### Text block

They have many moving parts, paths, and services that must interact under variable conditions—even when things don't go smoothly.
This is where Orchestration can work to reduce the complexity.
What is Orchestration?
Orchestration is about coordinating the execution of distributed services to complete a business process.
Think of it as a central "conductor" managing how different services work together to fulfill a task. It's often used when many independent services need to interact, and this type of coordinated process is sometimes called an "Orchestrated Transaction."
Why Do We Need Orchestration?
In modern software systems, especially those built with microservices, workflows usually require multiple services to cooperate. Each service may handle different data and logic, and without a central manager, managing the interactions becomes very complex and error-prone.
Orchestration simplifies this by introducing a centralized control mechanism—The Orchestrator. This mechanism:
Manages the Workflow: Ensures services are called in the correct order.
Handles Errors: Provides retries and alternative flows when needed.
Keeps State: Maintains the state of the workflow, such as what has been completed and what still needs to be done.
Key Features of Orchestration
Centralized Control: The orchestrator serves as a single decision-making point for workflows. It ensures services are invoked correctly, handles retries, and manages the state.
Service Interaction: The orchestrator coordinates the data flow between different services. This can be done in either a synchronous (waiting for a response) or asynchronous (not waiting for a response) manner.
State Management: The orchestrator keeps track of where the workflow stands, which is crucial for managing complex systems and ensuring consistency.
Error Handling and Compensation: Orchestration provides sophisticated mechanisms for managing errors. If something goes wrong, it can:
Retry the failed step.
Use an alternative approach to complete the task.
Or Rollback earlier actions to ensure consistency.
A Practical Example: E-commerce Order Workflow
In this example, we explore how orchestration can manage the workflow of an e-commerce system involving many services.
For this example, we will focus on
Orders
Shipping
Notifications
Payments
How the Happy Path will look like
Client Places an Order: The process begins when the client sends a "Place Order" request to the Order Orchestrator.
Order Creation: The Order Orchestrator receives the request and forwards it to the Orders Service to create the order. The Orders Service processes the request and creates a new order record in its database.
Shipping Request: Once the Orders Service confirms the order creation, the orchestrator asynchronously calls the Shipping Service to start the shipping process. This is done because shipping the order takes time and doesn't need to block the workflow.
Order Shipped: The Shipping Service processes the shipping request. After the order is shipped, it notifies the orchestrator about the successful shipment.
Order Status Update: Upon receiving the shipping confirmation, the orchestrator updates the order's status to "Shipped" in the Orders Service.

### Supplied entries
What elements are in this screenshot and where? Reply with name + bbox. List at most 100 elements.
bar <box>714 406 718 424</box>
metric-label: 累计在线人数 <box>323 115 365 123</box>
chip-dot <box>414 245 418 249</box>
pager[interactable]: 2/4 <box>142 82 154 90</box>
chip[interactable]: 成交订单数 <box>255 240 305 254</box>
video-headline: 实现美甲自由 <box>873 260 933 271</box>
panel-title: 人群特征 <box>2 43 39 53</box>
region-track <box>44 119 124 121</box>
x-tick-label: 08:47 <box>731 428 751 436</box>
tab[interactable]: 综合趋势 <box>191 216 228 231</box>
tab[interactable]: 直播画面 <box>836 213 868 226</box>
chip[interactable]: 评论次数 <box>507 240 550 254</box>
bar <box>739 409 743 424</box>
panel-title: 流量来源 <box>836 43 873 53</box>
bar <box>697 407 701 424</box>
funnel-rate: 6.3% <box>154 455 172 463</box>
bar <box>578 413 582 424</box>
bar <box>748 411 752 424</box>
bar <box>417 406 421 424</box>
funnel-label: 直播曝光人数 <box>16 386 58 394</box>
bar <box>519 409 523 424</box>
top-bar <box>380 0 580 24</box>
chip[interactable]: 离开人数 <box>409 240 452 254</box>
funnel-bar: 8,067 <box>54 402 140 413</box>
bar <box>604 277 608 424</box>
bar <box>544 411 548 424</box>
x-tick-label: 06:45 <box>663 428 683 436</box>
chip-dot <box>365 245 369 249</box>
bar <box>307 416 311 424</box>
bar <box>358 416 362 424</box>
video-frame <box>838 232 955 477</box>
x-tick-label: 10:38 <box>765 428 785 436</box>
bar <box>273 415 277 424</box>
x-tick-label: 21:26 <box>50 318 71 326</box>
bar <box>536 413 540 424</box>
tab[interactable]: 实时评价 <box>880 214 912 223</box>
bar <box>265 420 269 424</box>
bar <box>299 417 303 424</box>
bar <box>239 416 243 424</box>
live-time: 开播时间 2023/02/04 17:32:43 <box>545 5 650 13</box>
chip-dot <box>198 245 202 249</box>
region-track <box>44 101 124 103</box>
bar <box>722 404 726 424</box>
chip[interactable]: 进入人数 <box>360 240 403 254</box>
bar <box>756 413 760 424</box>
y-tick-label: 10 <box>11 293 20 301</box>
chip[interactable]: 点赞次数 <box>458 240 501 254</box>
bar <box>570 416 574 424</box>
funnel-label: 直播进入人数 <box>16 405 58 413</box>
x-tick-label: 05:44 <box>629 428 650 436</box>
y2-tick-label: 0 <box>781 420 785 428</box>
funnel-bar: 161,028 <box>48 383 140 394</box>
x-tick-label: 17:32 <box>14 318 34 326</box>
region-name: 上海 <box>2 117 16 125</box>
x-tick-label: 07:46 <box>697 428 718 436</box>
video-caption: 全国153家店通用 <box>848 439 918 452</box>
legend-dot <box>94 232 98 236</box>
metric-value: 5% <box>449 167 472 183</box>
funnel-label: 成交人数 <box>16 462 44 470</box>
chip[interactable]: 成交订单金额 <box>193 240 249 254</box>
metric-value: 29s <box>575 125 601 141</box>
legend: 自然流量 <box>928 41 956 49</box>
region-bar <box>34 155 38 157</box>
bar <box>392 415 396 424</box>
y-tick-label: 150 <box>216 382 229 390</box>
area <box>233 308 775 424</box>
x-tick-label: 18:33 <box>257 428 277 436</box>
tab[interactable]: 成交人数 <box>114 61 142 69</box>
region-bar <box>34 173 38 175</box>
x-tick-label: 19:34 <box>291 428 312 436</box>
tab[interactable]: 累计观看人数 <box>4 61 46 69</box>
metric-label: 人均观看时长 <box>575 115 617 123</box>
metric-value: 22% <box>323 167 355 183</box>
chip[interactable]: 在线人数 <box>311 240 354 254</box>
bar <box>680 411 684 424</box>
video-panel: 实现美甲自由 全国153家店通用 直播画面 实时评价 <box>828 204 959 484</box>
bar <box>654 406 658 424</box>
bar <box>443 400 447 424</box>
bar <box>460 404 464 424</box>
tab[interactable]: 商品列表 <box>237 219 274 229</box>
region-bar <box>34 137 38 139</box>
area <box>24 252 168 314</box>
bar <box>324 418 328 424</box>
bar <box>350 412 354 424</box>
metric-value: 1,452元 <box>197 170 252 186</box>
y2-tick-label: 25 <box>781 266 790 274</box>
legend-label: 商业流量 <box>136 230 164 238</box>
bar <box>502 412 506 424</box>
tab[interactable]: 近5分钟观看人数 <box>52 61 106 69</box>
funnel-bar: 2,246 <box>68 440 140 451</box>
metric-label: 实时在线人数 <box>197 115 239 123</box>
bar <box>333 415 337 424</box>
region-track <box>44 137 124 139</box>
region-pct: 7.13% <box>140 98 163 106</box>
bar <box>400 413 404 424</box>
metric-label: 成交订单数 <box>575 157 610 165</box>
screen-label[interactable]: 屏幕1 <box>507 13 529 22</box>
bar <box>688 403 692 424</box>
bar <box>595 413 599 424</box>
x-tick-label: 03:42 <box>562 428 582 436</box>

### To do
1) In the orchestration text's e-commerce example, why does the orchestrator call the Shipping Service asynchronously?
2) Duplicate the passage of the orchestration text that begins at the words "Or Rollback earlier" and stops after "in its database.".

### Answer set
1) Shipping the order takes time and doesn't need to block the workflow.

2)
Or Rollback earlier actions to ensure consistency.
A Practical Example: E-commerce Order Workflow
In this example, we explore how orchestration can manage the workflow of an e-commerce system involving many services.
For this example, we will focus on
Orders
Shipping
Notifications
Payments
How the Happy Path will look like
Client Places an Order: The process begins when the client sends a "Place Order" request to the Order Orchestrator.
Order Creation: The Order Orchestrator receives the request and forwards it to the Orders Service to create the order. The Orders Service processes the request and creates a new order record in its database.